● Instructions for the task
Examine the material below. Gather every line in which the string "Video" appears.

● Data excerpts
►

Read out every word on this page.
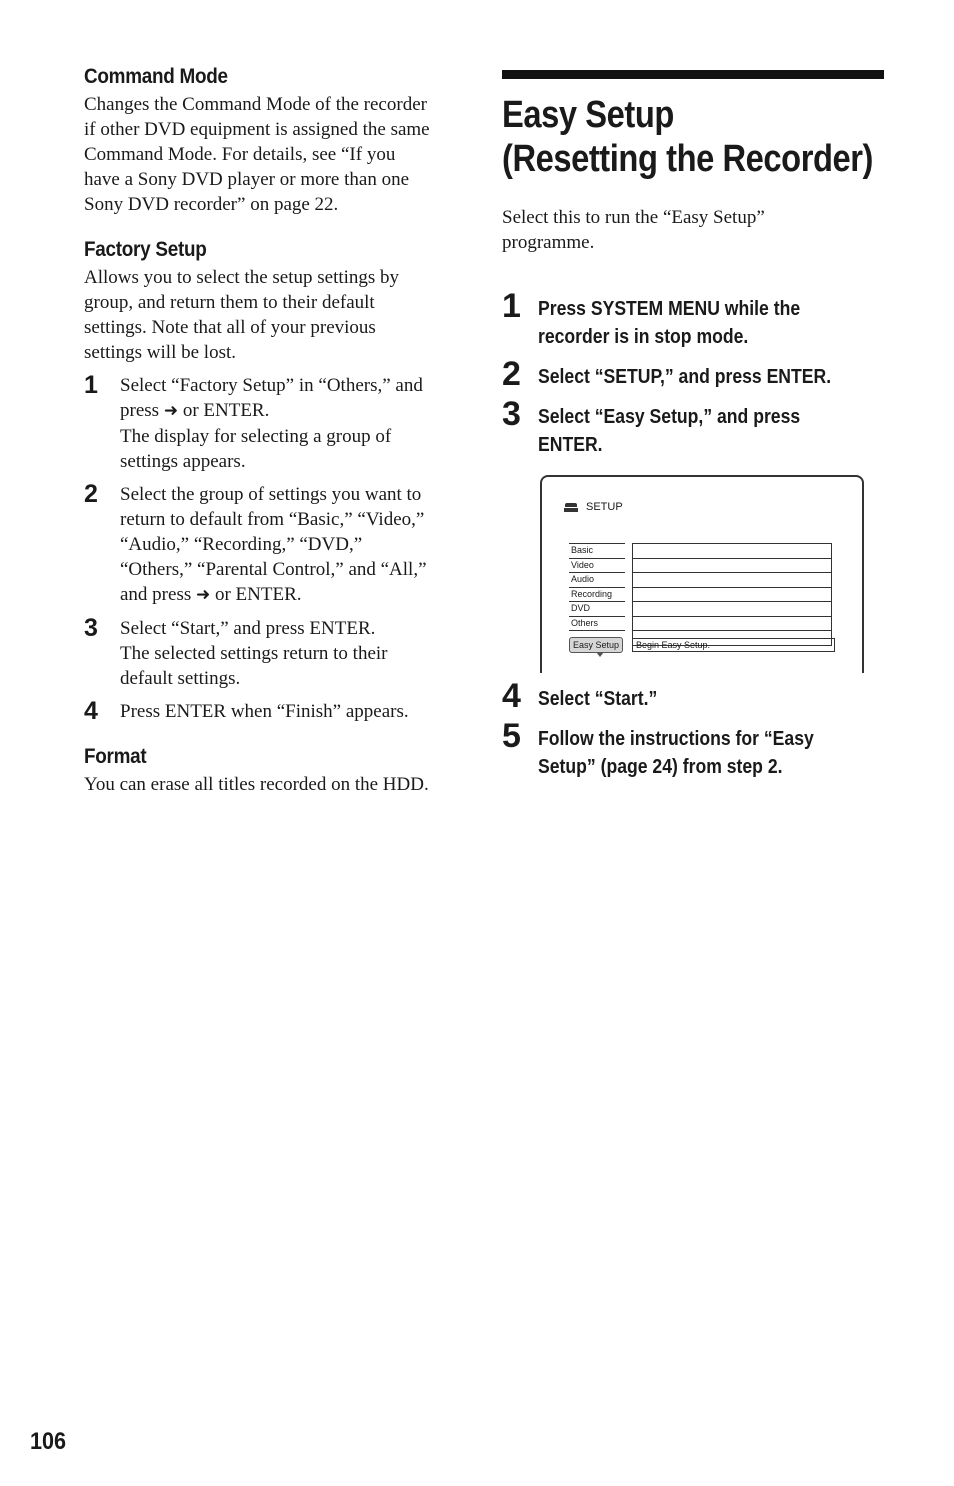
Command Mode

Changes the Command Mode of the recorder
if other DVD equipment is assigned the same
Command Mode. For details, see “If you
have a Sony DVD player or more than one
Sony DVD recorder” on page 22.

Factory Setup

Allows you to select the setup settings by
group, and return them to their default
settings. Note that all of your previous
settings will be lost.

1 Select “Factory Setup” in “Others,” and
press ➜ or ENTER.
The display for selecting a group of
settings appears.

2 Select the group of settings you want to
return to default from “Basic,” “Video,”
“Audio,” “Recording,” “DVD,”
“Others,” “Parental Control,” and “All,”
and press ➜ or ENTER.

3 Select “Start,” and press ENTER.
The selected settings return to their
default settings.

4 Press ENTER when “Finish” appears.

Format

You can erase all titles recorded on the HDD.

Easy Setup
(Resetting the Recorder)

Select this to run the “Easy Setup”
programme.

1 Press SYSTEM MENU while the
recorder is in stop mode.

2 Select “SETUP,” and press ENTER.

3 Select “Easy Setup,” and press
ENTER.

SETUP
Basic
Video
Audio
Recording
DVD
Others
Easy Setup	Begin Easy Setup.
4 Select “Start.”

5 Follow the instructions for “Easy
Setup” (page 24) from step 2.

106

◄

● Finished task
return to default from “Basic,” “Video,”
Video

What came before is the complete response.